THE INPUT:
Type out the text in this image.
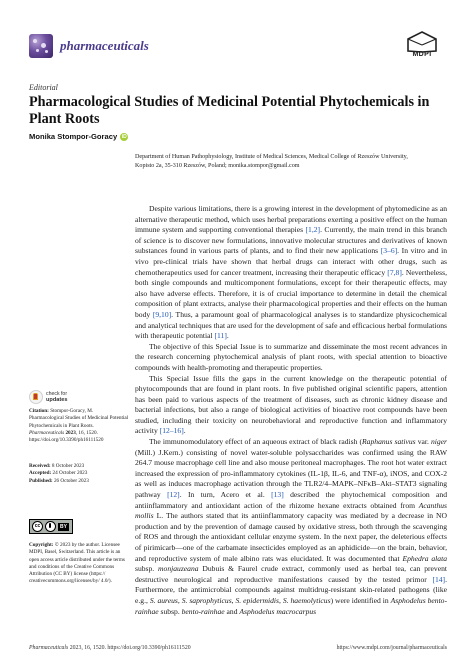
pharmaceuticals
MDPI
Editorial
Pharmacological Studies of Medicinal Potential Phytochemicals in Plant Roots
Monika Stompor-Goracy iD
Department of Human Pathophysiology, Institute of Medical Sciences, Medical College of Rzeszów University,
Kopisto 2a, 35-310 Rzeszów, Poland; monika.stompor@gmail.com

Despite various limitations, there is a growing interest in the development of phytomedicine as an alternative therapeutic method, which uses herbal preparations exerting a positive effect on the human immune system and supporting conventional therapies [1,2]. Currently, the main trend in this branch of science is to discover new formulations, innovative molecular structures and derivatives of known substances found in various parts of plants, and to find their new applications [3–6]. In vitro and in vivo pre-clinical trials have shown that herbal drugs can interact with other drugs, such as chemotherapeutics used for cancer treatment, increasing their therapeutic efficacy [7,8]. Nevertheless, both single compounds and multicomponent formulations, except for their therapeutic effects, may also have adverse effects. Therefore, it is of crucial importance to determine in detail the chemical composition of plant extracts, analyse their pharmacological properties and their effects on the human body [9,10]. Thus, a paramount goal of pharmacological analyses is to standardize physicochemical and analytical techniques that are used for the development of safe and efficacious herbal formulations with therapeutic potential [11].

The objective of this Special Issue is to summarize and disseminate the most recent advances in the research concerning phytochemical analysis of plant roots, with special attention to bioactive compounds with health-promoting and therapeutic properties.

This Special Issue fills the gaps in the current knowledge on the therapeutic potential of phytocompounds that are found in plant roots. In five published original scientific papers, attention has been paid to various aspects of the treatment of diseases, such as chronic kidney disease and bacterial infections, but also a range of biological activities of bioactive root compounds have been studied, including their toxicity on neurobehavioral and reproductive function and inflammatory activity [12–16].

The immunomodulatory effect of an aqueous extract of black radish (Raphanus sativus var. niger (Mill.) J.Kern.) consisting of novel water-soluble polysaccharides was confirmed using the RAW 264.7 mouse macrophage cell line and also mouse peritoneal macrophages. The root hot water extract increased the expression of pro-inflammatory cytokines (IL-1β, IL-6, and TNF-α), iNOS, and COX-2 as well as induces macrophage activation through the TLR2/4–MAPK–NFκB–Akt–STAT3 signaling pathway [12]. In turn, Acero et al. [13] described the phytochemical composition and antiinflammatory and antioxidant action of the rhizome hexane extracts obtained from Acanthus mollis L. The authors stated that its antiinflammatory capacity was mediated by a decrease in NO production and by the prevention of damage caused by oxidative stress, both through the scavenging of ROS and through the antioxidant cellular enzyme system. In the next paper, the deleterious effects of pirimicarb—one of the carbamate insecticides employed as an aphidicide—on the brain, behavior, and reproductive system of male albino rats was elucidated. It was documented that Ephedra alata subsp. monjauzeana Dubuis & Faurel crude extract, commonly used as herbal tea, can prevent destructive neurological and reproductive manifestations caused by the tested primor [14]. Furthermore, the antimicrobial compounds against multidrug-resistant skin-related pathogens (like e.g., S. aureus, S. saprophyticus, S. epidermidis, S. haemolyticus) were identified in Asphodelus bento-rainhae subsp. bento-rainhae and Asphodelus macrocarpus

check for
updates
Citation: Stompor-Goracy, M. Pharmacological Studies of Medicinal Potential Phytochemicals in Plant Roots. Pharmaceuticals 2023, 16, 1520. https://doi.org/10.3390/ph16111520
Received: 8 October 2023
Accepted: 24 October 2023
Published: 26 October 2023
cc	BY
Copyright: © 2023 by the author. Licensee MDPI, Basel, Switzerland. This article is an open access article distributed under the terms and conditions of the Creative Commons Attribution (CC BY) license (https:// creativecommons.org/licenses/by/ 4.0/).
Pharmaceuticals 2023, 16, 1520. https://doi.org/10.3390/ph16111520	https://www.mdpi.com/journal/pharmaceuticals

WHAT YOU HAVE TO DO:
Could you reproduce every entry exactly, leaving out the pictures?

TASK ANSWER:
Type out the text in this image.
pharmaceuticals
MDPI
Editorial
Pharmacological Studies of Medicinal Potential Phytochemicals in Plant Roots
Monika Stompor-Goracy iD
Department of Human Pathophysiology, Institute of Medical Sciences, Medical College of Rzeszów University,
Kopisto 2a, 35-310 Rzeszów, Poland; monika.stompor@gmail.com

Despite various limitations, there is a growing interest in the development of phytomedicine as an alternative therapeutic method, which uses herbal preparations exerting a positive effect on the human immune system and supporting conventional therapies [1,2]. Currently, the main trend in this branch of science is to discover new formulations, innovative molecular structures and derivatives of known substances found in various parts of plants, and to find their new applications [3–6]. In vitro and in vivo pre-clinical trials have shown that herbal drugs can interact with other drugs, such as chemotherapeutics used for cancer treatment, increasing their therapeutic efficacy [7,8]. Nevertheless, both single compounds and multicomponent formulations, except for their therapeutic effects, may also have adverse effects. Therefore, it is of crucial importance to determine in detail the chemical composition of plant extracts, analyse their pharmacological properties and their effects on the human body [9,10]. Thus, a paramount goal of pharmacological analyses is to standardize physicochemical and analytical techniques that are used for the development of safe and efficacious herbal formulations with therapeutic potential [11].

The objective of this Special Issue is to summarize and disseminate the most recent advances in the research concerning phytochemical analysis of plant roots, with special attention to bioactive compounds with health-promoting and therapeutic properties.

This Special Issue fills the gaps in the current knowledge on the therapeutic potential of phytocompounds that are found in plant roots. In five published original scientific papers, attention has been paid to various aspects of the treatment of diseases, such as chronic kidney disease and bacterial infections, but also a range of biological activities of bioactive root compounds have been studied, including their toxicity on neurobehavioral and reproductive function and inflammatory activity [12–16].

The immunomodulatory effect of an aqueous extract of black radish (Raphanus sativus var. niger (Mill.) J.Kern.) consisting of novel water-soluble polysaccharides was confirmed using the RAW 264.7 mouse macrophage cell line and also mouse peritoneal macrophages. The root hot water extract increased the expression of pro-inflammatory cytokines (IL-1β, IL-6, and TNF-α), iNOS, and COX-2 as well as induces macrophage activation through the TLR2/4–MAPK–NFκB–Akt–STAT3 signaling pathway [12]. In turn, Acero et al. [13] described the phytochemical composition and antiinflammatory and antioxidant action of the rhizome hexane extracts obtained from Acanthus mollis L. The authors stated that its antiinflammatory capacity was mediated by a decrease in NO production and by the prevention of damage caused by oxidative stress, both through the scavenging of ROS and through the antioxidant cellular enzyme system. In the next paper, the deleterious effects of pirimicarb—one of the carbamate insecticides employed as an aphidicide—on the brain, behavior, and reproductive system of male albino rats was elucidated. It was documented that Ephedra alata subsp. monjauzeana Dubuis & Faurel crude extract, commonly used as herbal tea, can prevent destructive neurological and reproductive manifestations caused by the tested primor [14]. Furthermore, the antimicrobial compounds against multidrug-resistant skin-related pathogens (like e.g., S. aureus, S. saprophyticus, S. epidermidis, S. haemolyticus) were identified in Asphodelus bento-rainhae subsp. bento-rainhae and Asphodelus macrocarpus

check for
updates
Citation: Stompor-Goracy, M. Pharmacological Studies of Medicinal Potential Phytochemicals in Plant Roots. Pharmaceuticals 2023, 16, 1520. https://doi.org/10.3390/ph16111520
Received: 8 October 2023
Accepted: 24 October 2023
Published: 26 October 2023
cc	BY
Copyright: © 2023 by the author. Licensee MDPI, Basel, Switzerland. This article is an open access article distributed under the terms and conditions of the Creative Commons Attribution (CC BY) license (https:// creativecommons.org/licenses/by/ 4.0/).
Pharmaceuticals 2023, 16, 1520. https://doi.org/10.3390/ph16111520	https://www.mdpi.com/journal/pharmaceuticals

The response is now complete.